WRITTEN REQUEST — Write every record out again exactly, and keep images out of it.

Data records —
+ + +

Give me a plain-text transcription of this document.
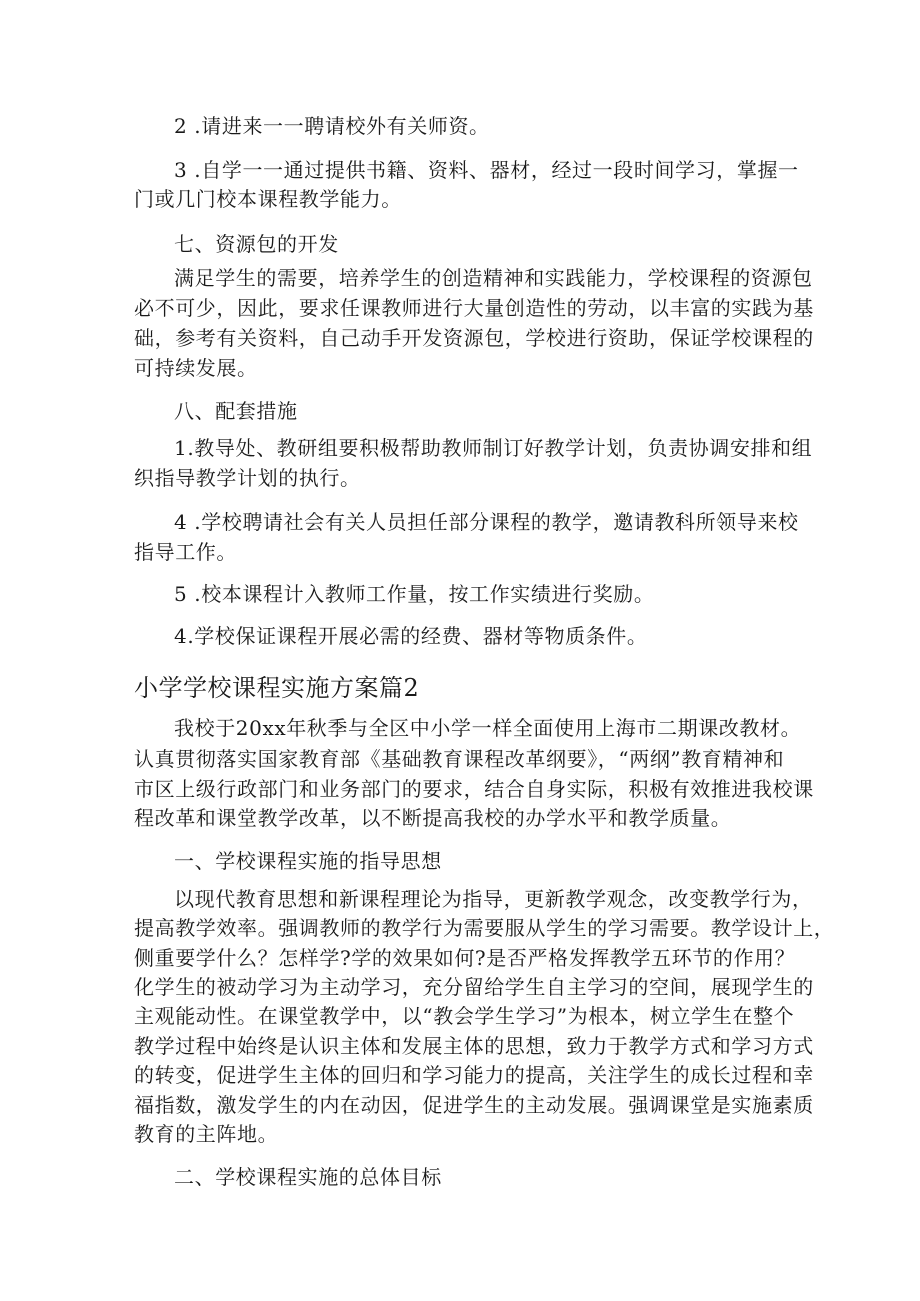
2 .请进来一一聘请校外有关师资。
3 .自学一一通过提供书籍、资料、器材，经过一段时间学习，掌握一
门或几门校本课程教学能力。
七、资源包的开发
满足学生的需要，培养学生的创造精神和实践能力，学校课程的资源包
必不可少，因此，要求任课教师进行大量创造性的劳动，以丰富的实践为基
础，参考有关资料，自己动手开发资源包，学校进行资助，保证学校课程的
可持续发展。
八、配套措施
1.教导处、教研组要积极帮助教师制订好教学计划，负责协调安排和组
织指导教学计划的执行。
4 .学校聘请社会有关人员担任部分课程的教学，邀请教科所领导来校
指导工作。
5 .校本课程计入教师工作量，按工作实绩进行奖励。
4.学校保证课程开展必需的经费、器材等物质条件。
小学学校课程实施方案篇2
我校于20xx年秋季与全区中小学一样全面使用上海市二期课改教材。
认真贯彻落实国家教育部《基础教育课程改革纲要》，“两纲”教育精神和
市区上级行政部门和业务部门的要求，结合自身实际，积极有效推进我校课
程改革和课堂教学改革，以不断提高我校的办学水平和教学质量。
一、学校课程实施的指导思想
以现代教育思想和新课程理论为指导，更新教学观念，改变教学行为，
提高教学效率。强调教师的教学行为需要服从学生的学习需要。教学设计上，
侧重要学什么？怎样学?学的效果如何?是否严格发挥教学五环节的作用？
化学生的被动学习为主动学习，充分留给学生自主学习的空间，展现学生的
主观能动性。在课堂教学中，以“教会学生学习”为根本，树立学生在整个
教学过程中始终是认识主体和发展主体的思想，致力于教学方式和学习方式
的转变，促进学生主体的回归和学习能力的提高，关注学生的成长过程和幸
福指数，激发学生的内在动因，促进学生的主动发展。强调课堂是实施素质
教育的主阵地。
二、学校课程实施的总体目标
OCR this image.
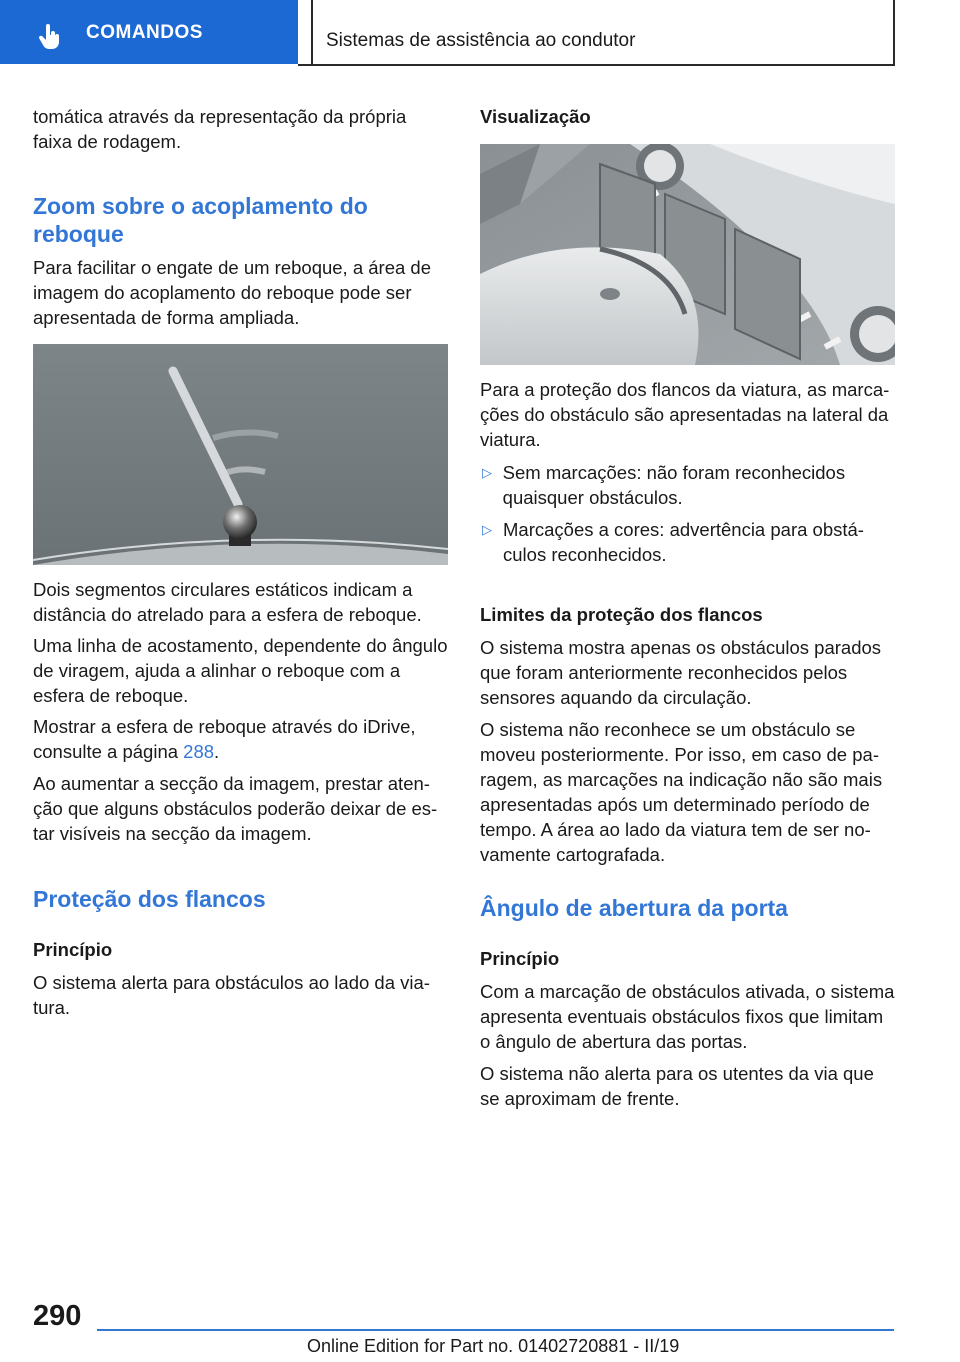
COMANDOS	Sistemas de assistência ao condutor

tomática através da representação da própria faixa de rodagem.

Zoom sobre o acoplamento do reboque

Para facilitar o engate de um reboque, a área de imagem do acoplamento do reboque pode ser apresentada de forma ampliada.

Dois segmentos circulares estáticos indicam a distância do atrelado para a esfera de reboque.

Uma linha de acostamento, dependente do ângulo de viragem, ajuda a alinhar o reboque com a esfera de reboque.

Mostrar a esfera de reboque através do iDrive, consulte a página 288.

Ao aumentar a secção da imagem, prestar atenção que alguns obstáculos poderão deixar de estar visíveis na secção da imagem.

Proteção dos flancos
Princípio

O sistema alerta para obstáculos ao lado da viatura.

Visualização

Para a proteção dos flancos da viatura, as marcações do obstáculo são apresentadas na lateral da viatura.

▷ Sem marcações: não foram reconhecidos quaisquer obstáculos.
▷ Marcações a cores: advertência para obstáculos reconhecidos.
Limites da proteção dos flancos

O sistema mostra apenas os obstáculos parados que foram anteriormente reconhecidos pelos sensores aquando da circulação.

O sistema não reconhece se um obstáculo se moveu posteriormente. Por isso, em caso de paragem, as marcações na indicação não são mais apresentadas após um determinado período de tempo. A área ao lado da viatura tem de ser novamente cartografada.

Ângulo de abertura da porta
Princípio

Com a marcação de obstáculos ativada, o sistema apresenta eventuais obstáculos fixos que limitam o ângulo de abertura das portas.

O sistema não alerta para os utentes da via que se aproximam de frente.

290
Online Edition for Part no. 01402720881 - II/19
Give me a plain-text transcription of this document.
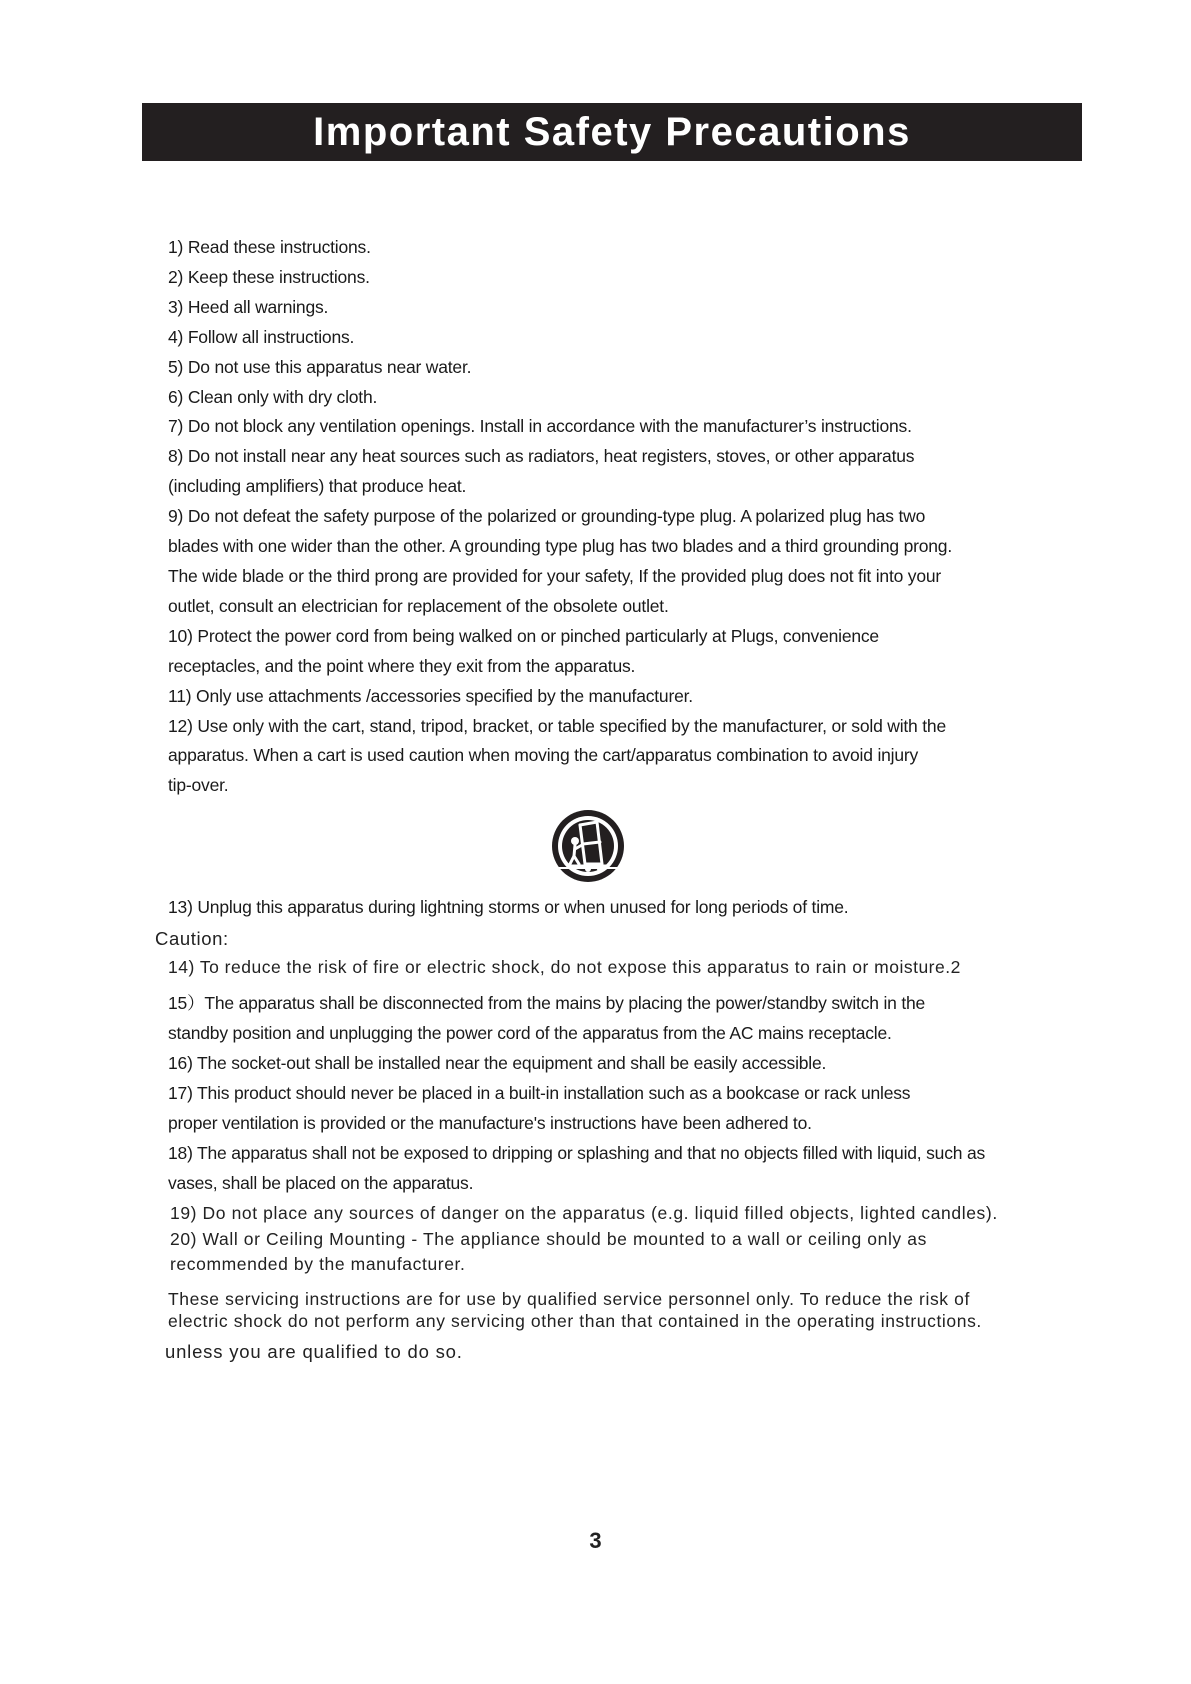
Important Safety Precautions

1) Read these instructions.

2) Keep these instructions.

3) Heed all warnings.

4) Follow all instructions.

5) Do not use this apparatus near water.

6) Clean only with dry cloth.

7) Do not block any ventilation openings. Install in accordance with the manufacturer’s instructions.

8) Do not install near any heat sources such as radiators, heat registers, stoves, or other apparatus

(including amplifiers) that produce heat.

9) Do not defeat the safety purpose of the polarized or grounding-type plug. A polarized plug has two

blades with one wider than the other. A grounding type plug has two blades and a third grounding prong.

The wide blade or the third prong are provided for your safety, If the provided plug does not fit into your

outlet, consult an electrician for replacement of the obsolete outlet.

10) Protect the power cord from being walked on or pinched particularly at Plugs, convenience

receptacles, and the point where they exit from the apparatus.

11) Only use attachments /accessories specified by the manufacturer.

12) Use only with the cart, stand, tripod, bracket, or table specified by the manufacturer, or sold with the

apparatus. When a cart is used caution when moving the cart/apparatus combination to avoid injury

tip-over.

13) Unplug this apparatus during lightning storms or when unused for long periods of time.
Caution:
14) To reduce the risk of fire or electric shock, do not expose this apparatus to rain or moisture.2

15）The apparatus shall be disconnected from the mains by placing the power/standby switch in the

standby position and unplugging the power cord of the apparatus from the AC mains receptacle.

16) The socket-out shall be installed near the equipment and shall be easily accessible.

17) This product should never be placed in a built-in installation such as a bookcase or rack unless

proper ventilation is provided or the manufacture's instructions have been adhered to.

18) The apparatus shall not be exposed to dripping or splashing and that no objects filled with liquid, such as

vases, shall be placed on the apparatus.

19) Do not place any sources of danger on the apparatus (e.g. liquid filled objects, lighted candles).

20) Wall or Ceiling Mounting - The appliance should be mounted to a wall or ceiling only as

recommended by the manufacturer.

These servicing instructions are for use by qualified service personnel only. To reduce the risk of

electric shock do not perform any servicing other than that contained in the operating instructions.

unless you are qualified to do so.
3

+ + +

TASK RESPONSE —
Give me a plain-text transcription of this document.
2 .请进来一一聘请校外有关师资。
3 .自学一一通过提供书籍、资料、器材，经过一段时间学习，掌握一
门或几门校本课程教学能力。
七、资源包的开发
满足学生的需要，培养学生的创造精神和实践能力，学校课程的资源包
必不可少，因此，要求任课教师进行大量创造性的劳动，以丰富的实践为基
础，参考有关资料，自己动手开发资源包，学校进行资助，保证学校课程的
可持续发展。
八、配套措施
1.教导处、教研组要积极帮助教师制订好教学计划，负责协调安排和组
织指导教学计划的执行。
4 .学校聘请社会有关人员担任部分课程的教学，邀请教科所领导来校
指导工作。
5 .校本课程计入教师工作量，按工作实绩进行奖励。
4.学校保证课程开展必需的经费、器材等物质条件。
小学学校课程实施方案篇2
我校于20xx年秋季与全区中小学一样全面使用上海市二期课改教材。
认真贯彻落实国家教育部《基础教育课程改革纲要》，“两纲”教育精神和
市区上级行政部门和业务部门的要求，结合自身实际，积极有效推进我校课
程改革和课堂教学改革，以不断提高我校的办学水平和教学质量。
一、学校课程实施的指导思想
以现代教育思想和新课程理论为指导，更新教学观念，改变教学行为，
提高教学效率。强调教师的教学行为需要服从学生的学习需要。教学设计上，
侧重要学什么？怎样学?学的效果如何?是否严格发挥教学五环节的作用？
化学生的被动学习为主动学习，充分留给学生自主学习的空间，展现学生的
主观能动性。在课堂教学中，以“教会学生学习”为根本，树立学生在整个
教学过程中始终是认识主体和发展主体的思想，致力于教学方式和学习方式
的转变，促进学生主体的回归和学习能力的提高，关注学生的成长过程和幸
福指数，激发学生的内在动因，促进学生的主动发展。强调课堂是实施素质
教育的主阵地。
二、学校课程实施的总体目标
OCR this image.
COMANDOS	Sistemas de assistência ao condutor

tomática através da representação da própria faixa de rodagem.

Zoom sobre o acoplamento do reboque

Para facilitar o engate de um reboque, a área de imagem do acoplamento do reboque pode ser apresentada de forma ampliada.

Dois segmentos circulares estáticos indicam a distância do atrelado para a esfera de reboque.

Uma linha de acostamento, dependente do ângulo de viragem, ajuda a alinhar o reboque com a esfera de reboque.

Mostrar a esfera de reboque através do iDrive, consulte a página 288.

Ao aumentar a secção da imagem, prestar atenção que alguns obstáculos poderão deixar de estar visíveis na secção da imagem.

Proteção dos flancos
Princípio

O sistema alerta para obstáculos ao lado da viatura.

Visualização

Para a proteção dos flancos da viatura, as marcações do obstáculo são apresentadas na lateral da viatura.

▷ Sem marcações: não foram reconhecidos quaisquer obstáculos.
▷ Marcações a cores: advertência para obstáculos reconhecidos.
Limites da proteção dos flancos

O sistema mostra apenas os obstáculos parados que foram anteriormente reconhecidos pelos sensores aquando da circulação.

O sistema não reconhece se um obstáculo se moveu posteriormente. Por isso, em caso de paragem, as marcações na indicação não são mais apresentadas após um determinado período de tempo. A área ao lado da viatura tem de ser novamente cartografada.

Ângulo de abertura da porta
Princípio

Com a marcação de obstáculos ativada, o sistema apresenta eventuais obstáculos fixos que limitam o ângulo de abertura das portas.

O sistema não alerta para os utentes da via que se aproximam de frente.

290
Online Edition for Part no. 01402720881 - II/19
Give me a plain-text transcription of this document.
Important Safety Precautions

1) Read these instructions.

2) Keep these instructions.

3) Heed all warnings.

4) Follow all instructions.

5) Do not use this apparatus near water.

6) Clean only with dry cloth.

7) Do not block any ventilation openings. Install in accordance with the manufacturer’s instructions.

8) Do not install near any heat sources such as radiators, heat registers, stoves, or other apparatus

(including amplifiers) that produce heat.

9) Do not defeat the safety purpose of the polarized or grounding-type plug. A polarized plug has two

blades with one wider than the other. A grounding type plug has two blades and a third grounding prong.

The wide blade or the third prong are provided for your safety, If the provided plug does not fit into your

outlet, consult an electrician for replacement of the obsolete outlet.

10) Protect the power cord from being walked on or pinched particularly at Plugs, convenience

receptacles, and the point where they exit from the apparatus.

11) Only use attachments /accessories specified by the manufacturer.

12) Use only with the cart, stand, tripod, bracket, or table specified by the manufacturer, or sold with the

apparatus. When a cart is used caution when moving the cart/apparatus combination to avoid injury

tip-over.

13) Unplug this apparatus during lightning storms or when unused for long periods of time.
Caution:
14) To reduce the risk of fire or electric shock, do not expose this apparatus to rain or moisture.2

15）The apparatus shall be disconnected from the mains by placing the power/standby switch in the

standby position and unplugging the power cord of the apparatus from the AC mains receptacle.

16) The socket-out shall be installed near the equipment and shall be easily accessible.

17) This product should never be placed in a built-in installation such as a bookcase or rack unless

proper ventilation is provided or the manufacture's instructions have been adhered to.

18) The apparatus shall not be exposed to dripping or splashing and that no objects filled with liquid, such as

vases, shall be placed on the apparatus.

19) Do not place any sources of danger on the apparatus (e.g. liquid filled objects, lighted candles).

20) Wall or Ceiling Mounting - The appliance should be mounted to a wall or ceiling only as

recommended by the manufacturer.

These servicing instructions are for use by qualified service personnel only. To reduce the risk of

electric shock do not perform any servicing other than that contained in the operating instructions.

unless you are qualified to do so.
3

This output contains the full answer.